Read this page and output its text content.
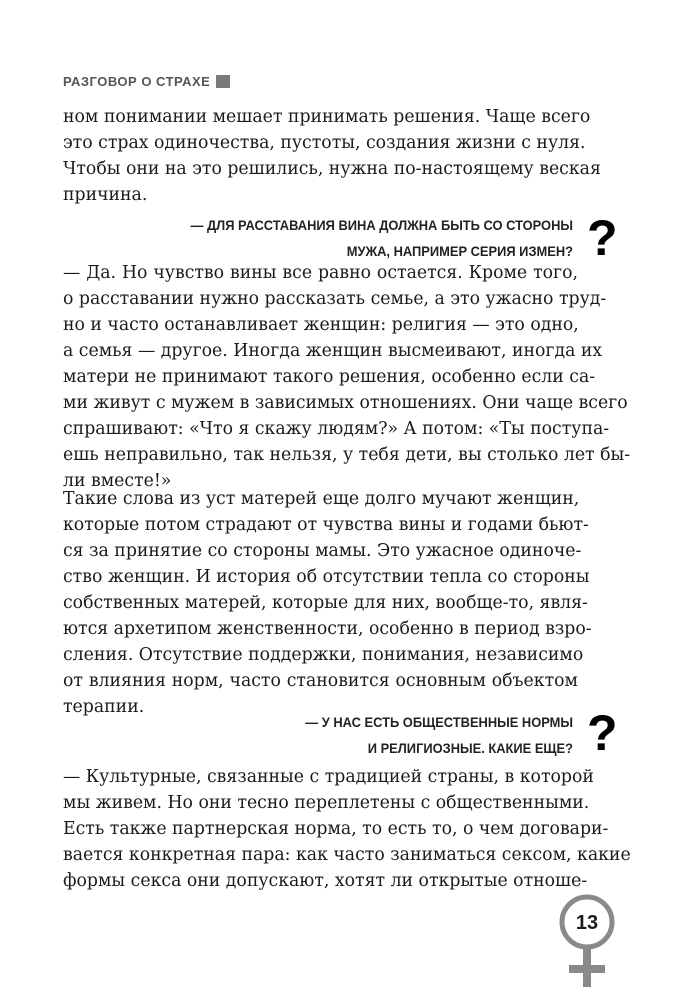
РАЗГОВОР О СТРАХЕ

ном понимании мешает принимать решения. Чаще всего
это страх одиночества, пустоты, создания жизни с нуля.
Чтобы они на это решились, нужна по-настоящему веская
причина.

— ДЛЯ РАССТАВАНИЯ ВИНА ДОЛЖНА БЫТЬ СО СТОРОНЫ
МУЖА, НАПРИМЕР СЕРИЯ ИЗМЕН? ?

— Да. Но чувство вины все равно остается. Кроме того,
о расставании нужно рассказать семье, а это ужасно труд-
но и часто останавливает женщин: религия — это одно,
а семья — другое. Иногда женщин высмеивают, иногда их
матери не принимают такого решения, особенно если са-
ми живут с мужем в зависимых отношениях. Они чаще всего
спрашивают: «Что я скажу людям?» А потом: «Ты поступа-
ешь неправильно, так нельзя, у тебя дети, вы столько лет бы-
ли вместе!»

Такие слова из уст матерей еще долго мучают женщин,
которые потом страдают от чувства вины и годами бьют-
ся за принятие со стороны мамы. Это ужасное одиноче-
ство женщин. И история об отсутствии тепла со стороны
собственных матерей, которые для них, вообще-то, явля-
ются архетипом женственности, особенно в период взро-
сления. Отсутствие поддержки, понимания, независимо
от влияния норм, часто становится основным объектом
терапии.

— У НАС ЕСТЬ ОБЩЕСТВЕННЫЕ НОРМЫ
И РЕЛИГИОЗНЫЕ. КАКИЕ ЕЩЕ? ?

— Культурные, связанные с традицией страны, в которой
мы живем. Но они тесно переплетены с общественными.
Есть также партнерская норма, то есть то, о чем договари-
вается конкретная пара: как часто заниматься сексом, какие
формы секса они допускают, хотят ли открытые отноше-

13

○ ○ ○ ○ ○ ○ ○

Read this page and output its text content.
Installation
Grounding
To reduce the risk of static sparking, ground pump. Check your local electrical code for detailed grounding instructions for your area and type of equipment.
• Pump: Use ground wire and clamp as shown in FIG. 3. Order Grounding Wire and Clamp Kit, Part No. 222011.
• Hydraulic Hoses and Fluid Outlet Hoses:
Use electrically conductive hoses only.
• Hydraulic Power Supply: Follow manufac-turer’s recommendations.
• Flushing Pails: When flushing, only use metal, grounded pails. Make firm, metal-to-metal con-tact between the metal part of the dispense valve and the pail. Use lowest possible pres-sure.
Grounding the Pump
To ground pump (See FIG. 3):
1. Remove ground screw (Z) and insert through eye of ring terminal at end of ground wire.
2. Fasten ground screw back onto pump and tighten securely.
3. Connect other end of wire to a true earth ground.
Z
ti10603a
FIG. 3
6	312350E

○ ○ ○ ○ ○ ○ ○

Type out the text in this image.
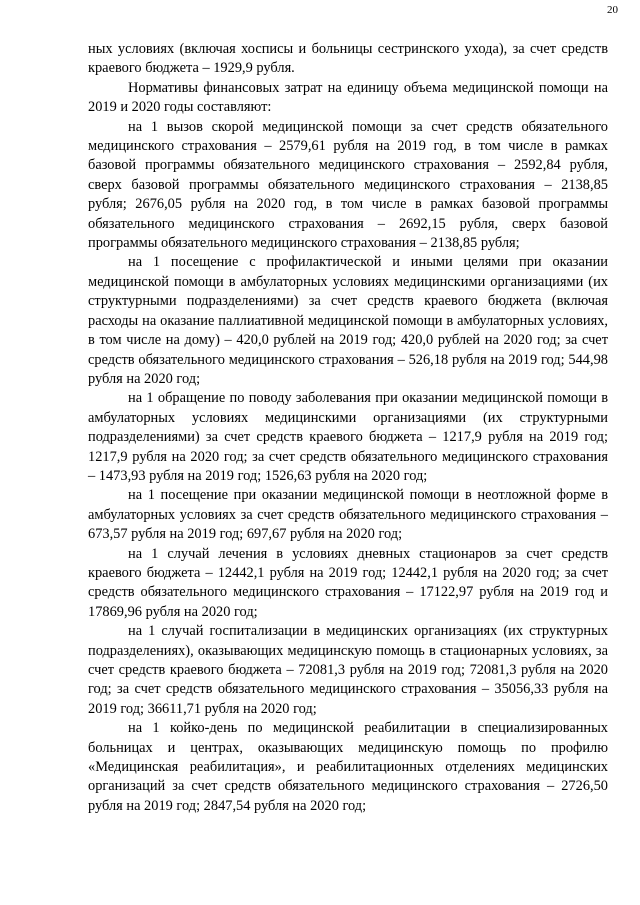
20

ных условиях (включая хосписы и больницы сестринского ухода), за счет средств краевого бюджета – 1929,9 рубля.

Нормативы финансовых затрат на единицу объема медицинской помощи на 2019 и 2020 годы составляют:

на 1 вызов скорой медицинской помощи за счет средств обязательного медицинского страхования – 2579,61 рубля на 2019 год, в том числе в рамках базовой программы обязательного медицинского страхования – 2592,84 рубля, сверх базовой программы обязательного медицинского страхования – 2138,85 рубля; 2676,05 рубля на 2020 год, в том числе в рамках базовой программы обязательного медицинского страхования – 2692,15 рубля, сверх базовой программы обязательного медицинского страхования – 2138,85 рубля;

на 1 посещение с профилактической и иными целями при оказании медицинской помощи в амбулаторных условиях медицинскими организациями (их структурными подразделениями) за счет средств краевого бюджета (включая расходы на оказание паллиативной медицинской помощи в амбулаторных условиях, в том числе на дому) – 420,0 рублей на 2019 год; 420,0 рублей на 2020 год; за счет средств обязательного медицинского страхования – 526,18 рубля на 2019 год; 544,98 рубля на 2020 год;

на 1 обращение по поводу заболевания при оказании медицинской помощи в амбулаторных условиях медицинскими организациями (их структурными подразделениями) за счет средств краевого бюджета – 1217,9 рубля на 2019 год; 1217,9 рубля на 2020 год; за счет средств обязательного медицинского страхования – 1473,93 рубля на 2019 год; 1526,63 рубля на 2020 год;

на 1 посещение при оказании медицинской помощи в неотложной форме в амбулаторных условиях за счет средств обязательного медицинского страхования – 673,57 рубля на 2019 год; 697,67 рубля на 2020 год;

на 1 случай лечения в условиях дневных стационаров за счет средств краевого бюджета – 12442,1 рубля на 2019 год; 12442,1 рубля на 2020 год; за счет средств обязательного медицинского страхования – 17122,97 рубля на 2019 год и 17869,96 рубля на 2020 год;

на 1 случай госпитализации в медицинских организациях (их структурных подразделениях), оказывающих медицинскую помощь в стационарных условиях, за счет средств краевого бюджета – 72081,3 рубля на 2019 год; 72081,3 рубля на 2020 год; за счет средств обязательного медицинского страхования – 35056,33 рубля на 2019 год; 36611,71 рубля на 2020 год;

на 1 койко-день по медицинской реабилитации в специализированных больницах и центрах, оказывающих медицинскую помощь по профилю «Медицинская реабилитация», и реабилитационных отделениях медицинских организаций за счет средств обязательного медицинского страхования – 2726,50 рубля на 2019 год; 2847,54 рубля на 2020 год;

○ ○ ○ ○ ○ ○ ○

TASK OBJECTIVE » Search the entries for the word "решения" and copy every line that has it.

EXPECTED ANSWER »
ном понимании мешает принимать решения. Чаще всего
матери не принимают такого решения, особенно если са-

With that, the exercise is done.